— The exercise —
Repeat the material below exactly, with no pictures.

— Supplied material —
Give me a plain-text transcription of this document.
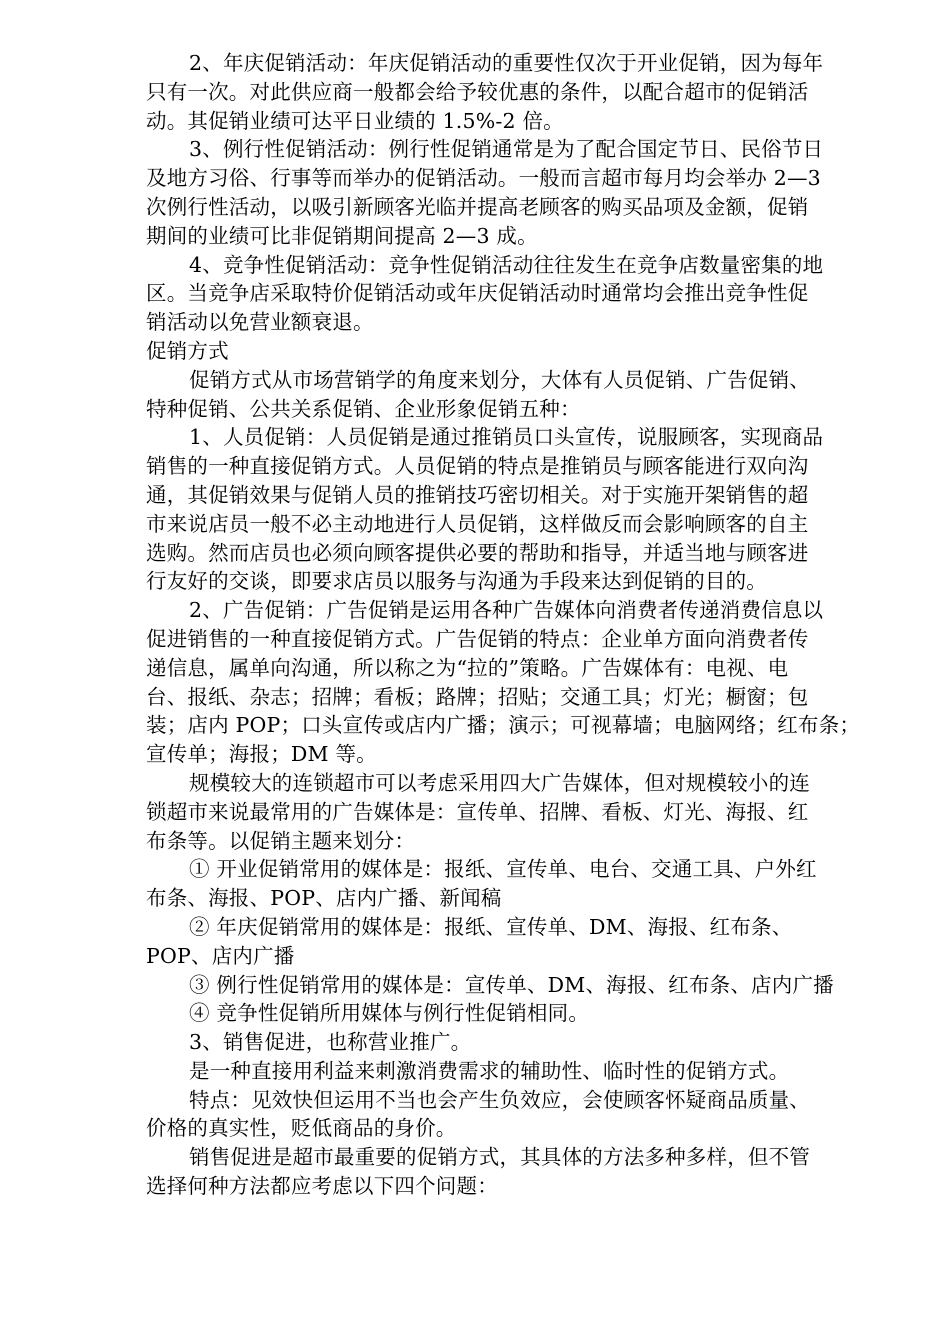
2、年庆促销活动：年庆促销活动的重要性仅次于开业促销，因为每年
只有一次。对此供应商一般都会给予较优惠的条件，以配合超市的促销活
动。其促销业绩可达平日业绩的 1.5%-2 倍。
3、例行性促销活动：例行性促销通常是为了配合国定节日、民俗节日
及地方习俗、行事等而举办的促销活动。一般而言超市每月均会举办 2—3
次例行性活动，以吸引新顾客光临并提高老顾客的购买品项及金额，促销
期间的业绩可比非促销期间提高 2—3 成。
4、竞争性促销活动：竞争性促销活动往往发生在竞争店数量密集的地
区。当竞争店采取特价促销活动或年庆促销活动时通常均会推出竞争性促
销活动以免营业额衰退。
促销方式
促销方式从市场营销学的角度来划分，大体有人员促销、广告促销、
特种促销、公共关系促销、企业形象促销五种：
1、人员促销：人员促销是通过推销员口头宣传，说服顾客，实现商品
销售的一种直接促销方式。人员促销的特点是推销员与顾客能进行双向沟
通，其促销效果与促销人员的推销技巧密切相关。对于实施开架销售的超
市来说店员一般不必主动地进行人员促销，这样做反而会影响顾客的自主
选购。然而店员也必须向顾客提供必要的帮助和指导，并适当地与顾客进
行友好的交谈，即要求店员以服务与沟通为手段来达到促销的目的。
2、广告促销：广告促销是运用各种广告媒体向消费者传递消费信息以
促进销售的一种直接促销方式。广告促销的特点：企业单方面向消费者传
递信息，属单向沟通，所以称之为“拉的”策略。广告媒体有：电视、电
台、报纸、杂志；招牌；看板；路牌；招贴；交通工具；灯光；橱窗；包
装；店内 POP；口头宣传或店内广播；演示；可视幕墙；电脑网络；红布条；
宣传单；海报；DM 等。
规模较大的连锁超市可以考虑采用四大广告媒体，但对规模较小的连
锁超市来说最常用的广告媒体是：宣传单、招牌、看板、灯光、海报、红
布条等。以促销主题来划分：
① 开业促销常用的媒体是：报纸、宣传单、电台、交通工具、户外红
布条、海报、POP、店内广播、新闻稿
② 年庆促销常用的媒体是：报纸、宣传单、DM、海报、红布条、
POP、店内广播
③ 例行性促销常用的媒体是：宣传单、DM、海报、红布条、店内广播
④ 竞争性促销所用媒体与例行性促销相同。
3、销售促进，也称营业推广。
是一种直接用利益来刺激消费需求的辅助性、临时性的促销方式。
特点：见效快但运用不当也会产生负效应，会使顾客怀疑商品质量、
价格的真实性，贬低商品的身价。
销售促进是超市最重要的促销方式，其具体的方法多种多样，但不管
选择何种方法都应考虑以下四个问题：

— Response below —
Give me a plain-text transcription of this document.
2、年庆促销活动：年庆促销活动的重要性仅次于开业促销，因为每年
只有一次。对此供应商一般都会给予较优惠的条件，以配合超市的促销活
动。其促销业绩可达平日业绩的 1.5%-2 倍。
3、例行性促销活动：例行性促销通常是为了配合国定节日、民俗节日
及地方习俗、行事等而举办的促销活动。一般而言超市每月均会举办 2—3
次例行性活动，以吸引新顾客光临并提高老顾客的购买品项及金额，促销
期间的业绩可比非促销期间提高 2—3 成。
4、竞争性促销活动：竞争性促销活动往往发生在竞争店数量密集的地
区。当竞争店采取特价促销活动或年庆促销活动时通常均会推出竞争性促
销活动以免营业额衰退。
促销方式
促销方式从市场营销学的角度来划分，大体有人员促销、广告促销、
特种促销、公共关系促销、企业形象促销五种：
1、人员促销：人员促销是通过推销员口头宣传，说服顾客，实现商品
销售的一种直接促销方式。人员促销的特点是推销员与顾客能进行双向沟
通，其促销效果与促销人员的推销技巧密切相关。对于实施开架销售的超
市来说店员一般不必主动地进行人员促销，这样做反而会影响顾客的自主
选购。然而店员也必须向顾客提供必要的帮助和指导，并适当地与顾客进
行友好的交谈，即要求店员以服务与沟通为手段来达到促销的目的。
2、广告促销：广告促销是运用各种广告媒体向消费者传递消费信息以
促进销售的一种直接促销方式。广告促销的特点：企业单方面向消费者传
递信息，属单向沟通，所以称之为“拉的”策略。广告媒体有：电视、电
台、报纸、杂志；招牌；看板；路牌；招贴；交通工具；灯光；橱窗；包
装；店内 POP；口头宣传或店内广播；演示；可视幕墙；电脑网络；红布条；
宣传单；海报；DM 等。
规模较大的连锁超市可以考虑采用四大广告媒体，但对规模较小的连
锁超市来说最常用的广告媒体是：宣传单、招牌、看板、灯光、海报、红
布条等。以促销主题来划分：
① 开业促销常用的媒体是：报纸、宣传单、电台、交通工具、户外红
布条、海报、POP、店内广播、新闻稿
② 年庆促销常用的媒体是：报纸、宣传单、DM、海报、红布条、
POP、店内广播
③ 例行性促销常用的媒体是：宣传单、DM、海报、红布条、店内广播
④ 竞争性促销所用媒体与例行性促销相同。
3、销售促进，也称营业推广。
是一种直接用利益来刺激消费需求的辅助性、临时性的促销方式。
特点：见效快但运用不当也会产生负效应，会使顾客怀疑商品质量、
价格的真实性，贬低商品的身价。
销售促进是超市最重要的促销方式，其具体的方法多种多样，但不管
选择何种方法都应考虑以下四个问题：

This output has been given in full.